■ **What the exercise asks**:
Scan the entries below for the word "demand". Copy each line that has it.

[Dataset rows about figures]
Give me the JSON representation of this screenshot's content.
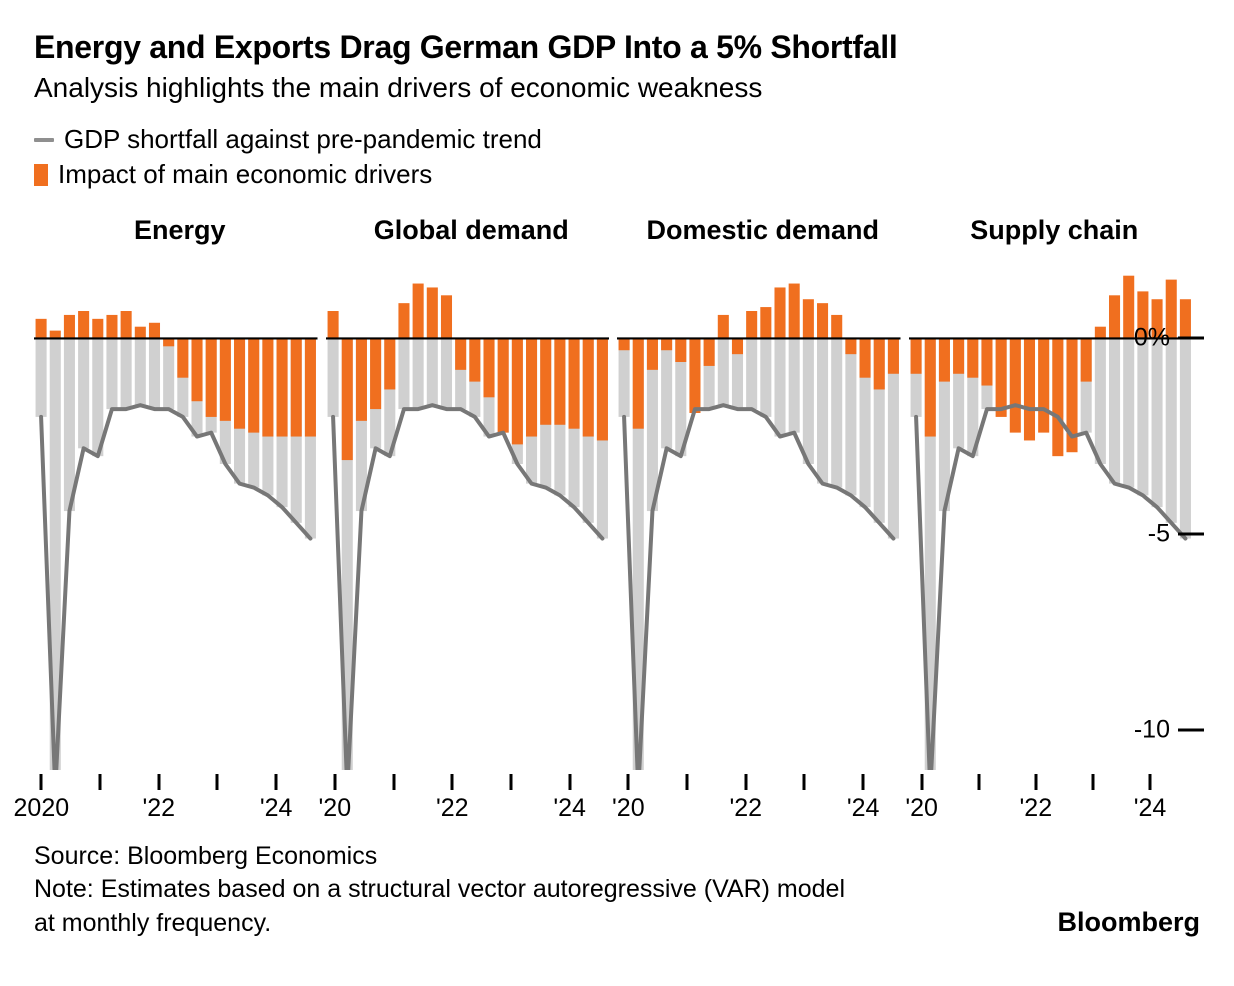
{
  "title": "Energy and Exports Drag German GDP Into a 5% Shortfall",
  "subtitle": "Analysis highlights the main drivers of economic weakness",
  "legend": {
    "line_label": "GDP shortfall against pre-pandemic trend",
    "bar_label": "Impact of main economic drivers",
    "line_color": "#8f8f8f",
    "bar_color": "#f06f1f"
  },
  "chart": {
    "type": "small-multiples-bar-line",
    "ylim": [
      -11,
      2
    ],
    "ytick_values": [
      0,
      -5,
      -10
    ],
    "ytick_labels": [
      "0%",
      "-5",
      "-10"
    ],
    "background_color": "#ffffff",
    "zero_line_color": "#000000",
    "gdp_line_color": "#777777",
    "gdp_line_width": 4,
    "grey_bar_color": "#d0d0d0",
    "orange_bar_color": "#f06f1f",
    "bar_gap_ratio": 0.22,
    "gdp_line": [
      -2.0,
      -11.5,
      -4.4,
      -2.8,
      -3.0,
      -1.8,
      -1.8,
      -1.7,
      -1.8,
      -1.8,
      -2.0,
      -2.5,
      -2.4,
      -3.2,
      -3.7,
      -3.8,
      -4.0,
      -4.3,
      -4.7,
      -5.1
    ],
    "x_ticks": [
      {
        "pos": 0,
        "label": "2020",
        "label_first_panel": "2020",
        "label_other_panels": "'20"
      },
      {
        "pos": 4,
        "label": null
      },
      {
        "pos": 8,
        "label": "'22"
      },
      {
        "pos": 12,
        "label": null
      },
      {
        "pos": 16,
        "label": "'24"
      }
    ],
    "panels": [
      {
        "title": "Energy",
        "orange": [
          0.5,
          0.2,
          0.6,
          0.7,
          0.5,
          0.6,
          0.7,
          0.3,
          0.4,
          -0.2,
          -1.0,
          -1.6,
          -2.0,
          -2.1,
          -2.3,
          -2.4,
          -2.5,
          -2.5,
          -2.5,
          -2.5
        ]
      },
      {
        "title": "Global demand",
        "orange": [
          0.7,
          -3.1,
          -2.1,
          -1.8,
          -1.3,
          0.9,
          1.4,
          1.3,
          1.1,
          -0.8,
          -1.1,
          -1.5,
          -2.4,
          -2.7,
          -2.5,
          -2.2,
          -2.2,
          -2.3,
          -2.5,
          -2.6
        ]
      },
      {
        "title": "Domestic demand",
        "orange": [
          -0.3,
          -2.3,
          -0.8,
          -0.3,
          -0.6,
          -1.9,
          -0.7,
          0.6,
          -0.4,
          0.7,
          0.8,
          1.3,
          1.4,
          1.0,
          0.9,
          0.6,
          -0.4,
          -1.0,
          -1.3,
          -0.9
        ]
      },
      {
        "title": "Supply chain",
        "orange": [
          -0.9,
          -2.5,
          -1.1,
          -0.9,
          -1.0,
          -1.2,
          -2.0,
          -2.4,
          -2.6,
          -2.4,
          -3.0,
          -2.9,
          -1.1,
          0.3,
          1.1,
          1.6,
          1.2,
          1.0,
          1.5,
          1.0
        ]
      }
    ]
  },
  "footer": {
    "source": "Source: Bloomberg Economics",
    "note": "Note: Estimates based on a structural vector autoregressive (VAR) model at monthly frequency.",
    "brand": "Bloomberg"
  }
}
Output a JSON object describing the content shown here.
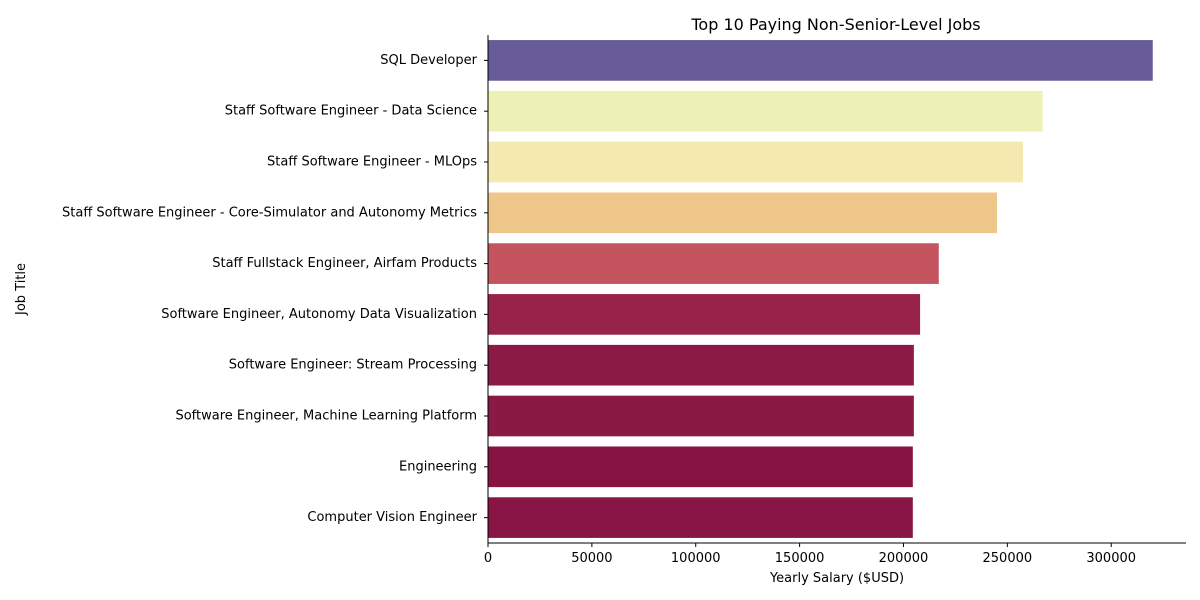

■ **Exercise output**:
        "title": "Global demand",
        "title": "Domestic demand",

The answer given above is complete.